» Stored records:
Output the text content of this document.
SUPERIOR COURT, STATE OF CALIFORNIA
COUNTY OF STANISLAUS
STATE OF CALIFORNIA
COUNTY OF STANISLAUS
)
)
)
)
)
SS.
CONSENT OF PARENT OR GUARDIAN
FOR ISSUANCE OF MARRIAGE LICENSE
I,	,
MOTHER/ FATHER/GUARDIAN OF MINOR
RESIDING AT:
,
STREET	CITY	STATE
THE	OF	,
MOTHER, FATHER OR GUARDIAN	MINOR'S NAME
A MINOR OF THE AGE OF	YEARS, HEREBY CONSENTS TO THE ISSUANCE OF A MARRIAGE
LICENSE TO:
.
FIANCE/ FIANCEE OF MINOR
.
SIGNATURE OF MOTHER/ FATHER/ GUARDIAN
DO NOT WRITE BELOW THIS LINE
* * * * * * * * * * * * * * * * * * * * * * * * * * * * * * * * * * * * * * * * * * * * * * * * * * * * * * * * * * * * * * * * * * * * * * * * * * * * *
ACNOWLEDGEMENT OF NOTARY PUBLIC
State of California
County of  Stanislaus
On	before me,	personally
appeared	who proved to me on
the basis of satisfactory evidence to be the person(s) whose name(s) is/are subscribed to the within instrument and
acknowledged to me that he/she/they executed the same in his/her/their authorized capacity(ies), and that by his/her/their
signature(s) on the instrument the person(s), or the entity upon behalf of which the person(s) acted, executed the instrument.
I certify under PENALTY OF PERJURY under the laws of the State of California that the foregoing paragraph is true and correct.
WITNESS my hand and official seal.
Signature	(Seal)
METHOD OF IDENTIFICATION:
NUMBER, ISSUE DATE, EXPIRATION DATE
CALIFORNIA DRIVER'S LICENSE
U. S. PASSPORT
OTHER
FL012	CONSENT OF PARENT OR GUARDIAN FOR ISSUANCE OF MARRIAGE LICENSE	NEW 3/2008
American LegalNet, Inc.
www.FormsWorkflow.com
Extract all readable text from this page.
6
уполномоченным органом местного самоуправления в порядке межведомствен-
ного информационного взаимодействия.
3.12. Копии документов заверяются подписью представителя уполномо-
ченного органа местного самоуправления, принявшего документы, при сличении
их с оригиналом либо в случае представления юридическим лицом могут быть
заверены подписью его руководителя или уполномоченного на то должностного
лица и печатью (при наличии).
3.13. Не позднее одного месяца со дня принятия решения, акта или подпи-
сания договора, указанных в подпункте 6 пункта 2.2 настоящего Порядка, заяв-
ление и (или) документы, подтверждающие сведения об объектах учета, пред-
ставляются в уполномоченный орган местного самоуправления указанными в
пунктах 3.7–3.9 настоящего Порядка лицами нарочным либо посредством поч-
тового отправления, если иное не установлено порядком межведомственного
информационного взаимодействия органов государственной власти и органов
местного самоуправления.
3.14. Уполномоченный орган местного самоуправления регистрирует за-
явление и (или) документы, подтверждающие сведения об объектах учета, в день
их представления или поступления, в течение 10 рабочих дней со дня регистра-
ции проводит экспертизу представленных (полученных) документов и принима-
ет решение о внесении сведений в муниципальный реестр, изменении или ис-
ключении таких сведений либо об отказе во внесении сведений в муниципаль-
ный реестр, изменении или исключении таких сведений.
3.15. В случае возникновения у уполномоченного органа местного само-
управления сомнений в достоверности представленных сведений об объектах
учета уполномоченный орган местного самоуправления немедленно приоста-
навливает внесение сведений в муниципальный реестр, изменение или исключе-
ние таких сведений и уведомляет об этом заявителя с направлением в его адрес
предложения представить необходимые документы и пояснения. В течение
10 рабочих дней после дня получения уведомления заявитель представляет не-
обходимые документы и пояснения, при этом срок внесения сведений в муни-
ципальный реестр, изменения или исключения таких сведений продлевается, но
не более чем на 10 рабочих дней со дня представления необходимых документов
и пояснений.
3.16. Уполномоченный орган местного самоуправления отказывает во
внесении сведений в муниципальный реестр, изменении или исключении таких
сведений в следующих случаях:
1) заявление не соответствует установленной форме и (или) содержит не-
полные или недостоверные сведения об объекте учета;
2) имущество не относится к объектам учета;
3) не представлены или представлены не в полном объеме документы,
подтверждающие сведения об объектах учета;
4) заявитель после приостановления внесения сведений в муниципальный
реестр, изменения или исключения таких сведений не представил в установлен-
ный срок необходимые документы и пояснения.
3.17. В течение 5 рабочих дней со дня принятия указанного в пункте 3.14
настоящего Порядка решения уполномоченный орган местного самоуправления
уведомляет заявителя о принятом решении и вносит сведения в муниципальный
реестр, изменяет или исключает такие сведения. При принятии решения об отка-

» The problem:
What is needed here is an exact reproduction of all the entries.

» Finished task:
Output the text content of this document.
SUPERIOR COURT, STATE OF CALIFORNIA
COUNTY OF STANISLAUS
STATE OF CALIFORNIA
COUNTY OF STANISLAUS
)
)
)
)
)
SS.
CONSENT OF PARENT OR GUARDIAN
FOR ISSUANCE OF MARRIAGE LICENSE
I,	,
MOTHER/ FATHER/GUARDIAN OF MINOR
RESIDING AT:
,
STREET	CITY	STATE
THE	OF	,
MOTHER, FATHER OR GUARDIAN	MINOR'S NAME
A MINOR OF THE AGE OF	YEARS, HEREBY CONSENTS TO THE ISSUANCE OF A MARRIAGE
LICENSE TO:
.
FIANCE/ FIANCEE OF MINOR
.
SIGNATURE OF MOTHER/ FATHER/ GUARDIAN
DO NOT WRITE BELOW THIS LINE
* * * * * * * * * * * * * * * * * * * * * * * * * * * * * * * * * * * * * * * * * * * * * * * * * * * * * * * * * * * * * * * * * * * * * * * * * * * * *
ACNOWLEDGEMENT OF NOTARY PUBLIC
State of California
County of  Stanislaus
On	before me,	personally
appeared	who proved to me on
the basis of satisfactory evidence to be the person(s) whose name(s) is/are subscribed to the within instrument and
acknowledged to me that he/she/they executed the same in his/her/their authorized capacity(ies), and that by his/her/their
signature(s) on the instrument the person(s), or the entity upon behalf of which the person(s) acted, executed the instrument.
I certify under PENALTY OF PERJURY under the laws of the State of California that the foregoing paragraph is true and correct.
WITNESS my hand and official seal.
Signature	(Seal)
METHOD OF IDENTIFICATION:
NUMBER, ISSUE DATE, EXPIRATION DATE
CALIFORNIA DRIVER'S LICENSE
U. S. PASSPORT
OTHER
FL012	CONSENT OF PARENT OR GUARDIAN FOR ISSUANCE OF MARRIAGE LICENSE	NEW 3/2008
American LegalNet, Inc.
www.FormsWorkflow.com
Extract all readable text from this page.
6
уполномоченным органом местного самоуправления в порядке межведомствен-
ного информационного взаимодействия.
3.12. Копии документов заверяются подписью представителя уполномо-
ченного органа местного самоуправления, принявшего документы, при сличении
их с оригиналом либо в случае представления юридическим лицом могут быть
заверены подписью его руководителя или уполномоченного на то должностного
лица и печатью (при наличии).
3.13. Не позднее одного месяца со дня принятия решения, акта или подпи-
сания договора, указанных в подпункте 6 пункта 2.2 настоящего Порядка, заяв-
ление и (или) документы, подтверждающие сведения об объектах учета, пред-
ставляются в уполномоченный орган местного самоуправления указанными в
пунктах 3.7–3.9 настоящего Порядка лицами нарочным либо посредством поч-
тового отправления, если иное не установлено порядком межведомственного
информационного взаимодействия органов государственной власти и органов
местного самоуправления.
3.14. Уполномоченный орган местного самоуправления регистрирует за-
явление и (или) документы, подтверждающие сведения об объектах учета, в день
их представления или поступления, в течение 10 рабочих дней со дня регистра-
ции проводит экспертизу представленных (полученных) документов и принима-
ет решение о внесении сведений в муниципальный реестр, изменении или ис-
ключении таких сведений либо об отказе во внесении сведений в муниципаль-
ный реестр, изменении или исключении таких сведений.
3.15. В случае возникновения у уполномоченного органа местного само-
управления сомнений в достоверности представленных сведений об объектах
учета уполномоченный орган местного самоуправления немедленно приоста-
навливает внесение сведений в муниципальный реестр, изменение или исключе-
ние таких сведений и уведомляет об этом заявителя с направлением в его адрес
предложения представить необходимые документы и пояснения. В течение
10 рабочих дней после дня получения уведомления заявитель представляет не-
обходимые документы и пояснения, при этом срок внесения сведений в муни-
ципальный реестр, изменения или исключения таких сведений продлевается, но
не более чем на 10 рабочих дней со дня представления необходимых документов
и пояснений.
3.16. Уполномоченный орган местного самоуправления отказывает во
внесении сведений в муниципальный реестр, изменении или исключении таких
сведений в следующих случаях:
1) заявление не соответствует установленной форме и (или) содержит не-
полные или недостоверные сведения об объекте учета;
2) имущество не относится к объектам учета;
3) не представлены или представлены не в полном объеме документы,
подтверждающие сведения об объектах учета;
4) заявитель после приостановления внесения сведений в муниципальный
реестр, изменения или исключения таких сведений не представил в установлен-
ный срок необходимые документы и пояснения.
3.17. В течение 5 рабочих дней со дня принятия указанного в пункте 3.14
настоящего Порядка решения уполномоченный орган местного самоуправления
уведомляет заявителя о принятом решении и вносит сведения в муниципальный
реестр, изменяет или исключает такие сведения. При принятии решения об отка-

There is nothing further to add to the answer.